◆ What you should do
Can you retype every record below exactly as written?

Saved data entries
+-------+

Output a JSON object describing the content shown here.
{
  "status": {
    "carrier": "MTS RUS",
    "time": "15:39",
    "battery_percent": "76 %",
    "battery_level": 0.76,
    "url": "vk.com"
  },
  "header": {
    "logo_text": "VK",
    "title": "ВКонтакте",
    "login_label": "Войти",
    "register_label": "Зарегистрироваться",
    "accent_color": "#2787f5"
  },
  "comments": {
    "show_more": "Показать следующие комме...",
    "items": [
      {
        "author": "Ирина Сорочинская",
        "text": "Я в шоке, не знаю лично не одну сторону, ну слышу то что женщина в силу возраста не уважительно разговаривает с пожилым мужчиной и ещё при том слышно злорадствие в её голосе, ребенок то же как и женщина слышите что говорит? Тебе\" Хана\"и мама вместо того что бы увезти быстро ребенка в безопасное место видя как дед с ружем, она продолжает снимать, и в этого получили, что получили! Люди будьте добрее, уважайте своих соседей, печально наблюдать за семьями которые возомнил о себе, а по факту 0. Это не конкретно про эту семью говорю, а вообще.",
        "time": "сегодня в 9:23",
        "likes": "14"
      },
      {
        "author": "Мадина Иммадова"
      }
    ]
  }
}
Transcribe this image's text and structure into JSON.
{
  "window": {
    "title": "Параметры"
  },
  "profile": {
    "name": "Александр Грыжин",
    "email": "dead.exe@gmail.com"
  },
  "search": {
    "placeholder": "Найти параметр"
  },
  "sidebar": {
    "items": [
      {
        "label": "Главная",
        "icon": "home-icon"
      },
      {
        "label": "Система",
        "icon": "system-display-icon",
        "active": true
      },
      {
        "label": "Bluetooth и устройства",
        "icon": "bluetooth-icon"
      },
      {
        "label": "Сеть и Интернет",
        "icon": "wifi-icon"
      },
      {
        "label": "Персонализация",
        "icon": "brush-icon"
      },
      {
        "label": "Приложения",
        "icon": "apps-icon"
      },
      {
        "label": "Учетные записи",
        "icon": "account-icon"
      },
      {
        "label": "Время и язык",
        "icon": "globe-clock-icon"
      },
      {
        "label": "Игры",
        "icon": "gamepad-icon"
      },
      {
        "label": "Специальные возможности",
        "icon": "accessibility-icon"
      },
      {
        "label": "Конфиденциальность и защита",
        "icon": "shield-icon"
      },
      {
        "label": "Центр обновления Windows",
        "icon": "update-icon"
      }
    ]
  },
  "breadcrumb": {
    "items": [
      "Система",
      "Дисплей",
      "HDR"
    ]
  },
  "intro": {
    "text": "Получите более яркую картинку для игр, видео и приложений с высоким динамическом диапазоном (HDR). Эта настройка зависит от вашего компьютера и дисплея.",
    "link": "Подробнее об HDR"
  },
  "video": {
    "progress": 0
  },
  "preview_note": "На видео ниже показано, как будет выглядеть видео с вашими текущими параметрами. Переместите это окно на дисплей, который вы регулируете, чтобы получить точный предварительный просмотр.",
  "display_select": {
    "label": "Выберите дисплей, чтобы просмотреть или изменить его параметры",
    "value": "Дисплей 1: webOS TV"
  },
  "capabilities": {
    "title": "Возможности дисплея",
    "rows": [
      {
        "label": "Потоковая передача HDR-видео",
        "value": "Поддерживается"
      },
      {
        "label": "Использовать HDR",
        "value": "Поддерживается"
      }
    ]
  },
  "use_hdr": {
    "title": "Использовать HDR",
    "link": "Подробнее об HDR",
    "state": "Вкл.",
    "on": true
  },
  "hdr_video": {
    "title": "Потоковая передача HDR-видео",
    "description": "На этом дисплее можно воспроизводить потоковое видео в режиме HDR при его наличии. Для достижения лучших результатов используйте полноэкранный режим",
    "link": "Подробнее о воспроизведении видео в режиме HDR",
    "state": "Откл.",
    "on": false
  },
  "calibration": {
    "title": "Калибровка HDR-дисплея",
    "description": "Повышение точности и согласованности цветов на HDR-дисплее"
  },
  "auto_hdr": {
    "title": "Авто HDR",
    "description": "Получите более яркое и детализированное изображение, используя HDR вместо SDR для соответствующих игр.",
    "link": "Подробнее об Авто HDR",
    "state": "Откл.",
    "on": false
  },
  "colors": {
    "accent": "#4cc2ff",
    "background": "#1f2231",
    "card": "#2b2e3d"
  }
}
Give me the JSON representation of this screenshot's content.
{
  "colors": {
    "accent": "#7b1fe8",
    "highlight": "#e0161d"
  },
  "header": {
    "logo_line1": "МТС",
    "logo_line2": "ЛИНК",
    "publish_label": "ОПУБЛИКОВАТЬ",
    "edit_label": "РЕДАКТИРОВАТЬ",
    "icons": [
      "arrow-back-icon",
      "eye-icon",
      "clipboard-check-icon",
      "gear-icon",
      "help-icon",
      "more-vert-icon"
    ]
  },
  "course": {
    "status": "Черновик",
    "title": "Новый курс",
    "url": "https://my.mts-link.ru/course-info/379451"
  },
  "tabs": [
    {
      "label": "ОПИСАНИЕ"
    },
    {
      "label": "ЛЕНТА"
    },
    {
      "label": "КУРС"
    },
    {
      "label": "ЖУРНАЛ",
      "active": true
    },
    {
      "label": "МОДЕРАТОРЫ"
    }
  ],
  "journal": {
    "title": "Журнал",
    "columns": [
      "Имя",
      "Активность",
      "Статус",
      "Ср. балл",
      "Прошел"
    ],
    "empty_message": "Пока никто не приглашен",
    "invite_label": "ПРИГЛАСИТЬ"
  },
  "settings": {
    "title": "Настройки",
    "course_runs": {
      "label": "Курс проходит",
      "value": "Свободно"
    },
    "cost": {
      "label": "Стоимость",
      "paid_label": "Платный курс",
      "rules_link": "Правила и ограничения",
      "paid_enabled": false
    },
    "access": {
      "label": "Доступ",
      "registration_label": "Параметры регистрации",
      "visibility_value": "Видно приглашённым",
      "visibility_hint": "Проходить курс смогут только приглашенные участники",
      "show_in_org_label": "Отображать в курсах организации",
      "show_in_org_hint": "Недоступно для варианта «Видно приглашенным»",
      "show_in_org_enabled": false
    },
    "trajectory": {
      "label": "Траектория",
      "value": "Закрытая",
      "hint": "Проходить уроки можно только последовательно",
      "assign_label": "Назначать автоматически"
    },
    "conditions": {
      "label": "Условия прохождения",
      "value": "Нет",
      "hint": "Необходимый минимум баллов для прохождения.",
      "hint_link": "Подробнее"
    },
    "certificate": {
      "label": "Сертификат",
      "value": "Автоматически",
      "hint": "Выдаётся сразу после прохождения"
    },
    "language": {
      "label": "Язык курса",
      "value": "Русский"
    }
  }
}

+-------+

◆ Solved problem
Output a JSON object describing the content shown here.
{
  "status": {
    "carrier": "MTS RUS",
    "time": "15:39",
    "battery_percent": "76 %",
    "battery_level": 0.76,
    "url": "vk.com"
  },
  "header": {
    "logo_text": "VK",
    "title": "ВКонтакте",
    "login_label": "Войти",
    "register_label": "Зарегистрироваться",
    "accent_color": "#2787f5"
  },
  "comments": {
    "show_more": "Показать следующие комме...",
    "items": [
      {
        "author": "Ирина Сорочинская",
        "text": "Я в шоке, не знаю лично не одну сторону, ну слышу то что женщина в силу возраста не уважительно разговаривает с пожилым мужчиной и ещё при том слышно злорадствие в её голосе, ребенок то же как и женщина слышите что говорит? Тебе\" Хана\"и мама вместо того что бы увезти быстро ребенка в безопасное место видя как дед с ружем, она продолжает снимать, и в этого получили, что получили! Люди будьте добрее, уважайте своих соседей, печально наблюдать за семьями которые возомнил о себе, а по факту 0. Это не конкретно про эту семью говорю, а вообще.",
        "time": "сегодня в 9:23",
        "likes": "14"
      },
      {
        "author": "Мадина Иммадова"
      }
    ]
  }
}
Transcribe this image's text and structure into JSON.
{
  "window": {
    "title": "Параметры"
  },
  "profile": {
    "name": "Александр Грыжин",
    "email": "dead.exe@gmail.com"
  },
  "search": {
    "placeholder": "Найти параметр"
  },
  "sidebar": {
    "items": [
      {
        "label": "Главная",
        "icon": "home-icon"
      },
      {
        "label": "Система",
        "icon": "system-display-icon",
        "active": true
      },
      {
        "label": "Bluetooth и устройства",
        "icon": "bluetooth-icon"
      },
      {
        "label": "Сеть и Интернет",
        "icon": "wifi-icon"
      },
      {
        "label": "Персонализация",
        "icon": "brush-icon"
      },
      {
        "label": "Приложения",
        "icon": "apps-icon"
      },
      {
        "label": "Учетные записи",
        "icon": "account-icon"
      },
      {
        "label": "Время и язык",
        "icon": "globe-clock-icon"
      },
      {
        "label": "Игры",
        "icon": "gamepad-icon"
      },
      {
        "label": "Специальные возможности",
        "icon": "accessibility-icon"
      },
      {
        "label": "Конфиденциальность и защита",
        "icon": "shield-icon"
      },
      {
        "label": "Центр обновления Windows",
        "icon": "update-icon"
      }
    ]
  },
  "breadcrumb": {
    "items": [
      "Система",
      "Дисплей",
      "HDR"
    ]
  },
  "intro": {
    "text": "Получите более яркую картинку для игр, видео и приложений с высоким динамическом диапазоном (HDR). Эта настройка зависит от вашего компьютера и дисплея.",
    "link": "Подробнее об HDR"
  },
  "video": {
    "progress": 0
  },
  "preview_note": "На видео ниже показано, как будет выглядеть видео с вашими текущими параметрами. Переместите это окно на дисплей, который вы регулируете, чтобы получить точный предварительный просмотр.",
  "display_select": {
    "label": "Выберите дисплей, чтобы просмотреть или изменить его параметры",
    "value": "Дисплей 1: webOS TV"
  },
  "capabilities": {
    "title": "Возможности дисплея",
    "rows": [
      {
        "label": "Потоковая передача HDR-видео",
        "value": "Поддерживается"
      },
      {
        "label": "Использовать HDR",
        "value": "Поддерживается"
      }
    ]
  },
  "use_hdr": {
    "title": "Использовать HDR",
    "link": "Подробнее об HDR",
    "state": "Вкл.",
    "on": true
  },
  "hdr_video": {
    "title": "Потоковая передача HDR-видео",
    "description": "На этом дисплее можно воспроизводить потоковое видео в режиме HDR при его наличии. Для достижения лучших результатов используйте полноэкранный режим",
    "link": "Подробнее о воспроизведении видео в режиме HDR",
    "state": "Откл.",
    "on": false
  },
  "calibration": {
    "title": "Калибровка HDR-дисплея",
    "description": "Повышение точности и согласованности цветов на HDR-дисплее"
  },
  "auto_hdr": {
    "title": "Авто HDR",
    "description": "Получите более яркое и детализированное изображение, используя HDR вместо SDR для соответствующих игр.",
    "link": "Подробнее об Авто HDR",
    "state": "Откл.",
    "on": false
  },
  "colors": {
    "accent": "#4cc2ff",
    "background": "#1f2231",
    "card": "#2b2e3d"
  }
}
Give me the JSON representation of this screenshot's content.
{
  "colors": {
    "accent": "#7b1fe8",
    "highlight": "#e0161d"
  },
  "header": {
    "logo_line1": "МТС",
    "logo_line2": "ЛИНК",
    "publish_label": "ОПУБЛИКОВАТЬ",
    "edit_label": "РЕДАКТИРОВАТЬ",
    "icons": [
      "arrow-back-icon",
      "eye-icon",
      "clipboard-check-icon",
      "gear-icon",
      "help-icon",
      "more-vert-icon"
    ]
  },
  "course": {
    "status": "Черновик",
    "title": "Новый курс",
    "url": "https://my.mts-link.ru/course-info/379451"
  },
  "tabs": [
    {
      "label": "ОПИСАНИЕ"
    },
    {
      "label": "ЛЕНТА"
    },
    {
      "label": "КУРС"
    },
    {
      "label": "ЖУРНАЛ",
      "active": true
    },
    {
      "label": "МОДЕРАТОРЫ"
    }
  ],
  "journal": {
    "title": "Журнал",
    "columns": [
      "Имя",
      "Активность",
      "Статус",
      "Ср. балл",
      "Прошел"
    ],
    "empty_message": "Пока никто не приглашен",
    "invite_label": "ПРИГЛАСИТЬ"
  },
  "settings": {
    "title": "Настройки",
    "course_runs": {
      "label": "Курс проходит",
      "value": "Свободно"
    },
    "cost": {
      "label": "Стоимость",
      "paid_label": "Платный курс",
      "rules_link": "Правила и ограничения",
      "paid_enabled": false
    },
    "access": {
      "label": "Доступ",
      "registration_label": "Параметры регистрации",
      "visibility_value": "Видно приглашённым",
      "visibility_hint": "Проходить курс смогут только приглашенные участники",
      "show_in_org_label": "Отображать в курсах организации",
      "show_in_org_hint": "Недоступно для варианта «Видно приглашенным»",
      "show_in_org_enabled": false
    },
    "trajectory": {
      "label": "Траектория",
      "value": "Закрытая",
      "hint": "Проходить уроки можно только последовательно",
      "assign_label": "Назначать автоматически"
    },
    "conditions": {
      "label": "Условия прохождения",
      "value": "Нет",
      "hint": "Необходимый минимум баллов для прохождения.",
      "hint_link": "Подробнее"
    },
    "certificate": {
      "label": "Сертификат",
      "value": "Автоматически",
      "hint": "Выдаётся сразу после прохождения"
    },
    "language": {
      "label": "Язык курса",
      "value": "Русский"
    }
  }
}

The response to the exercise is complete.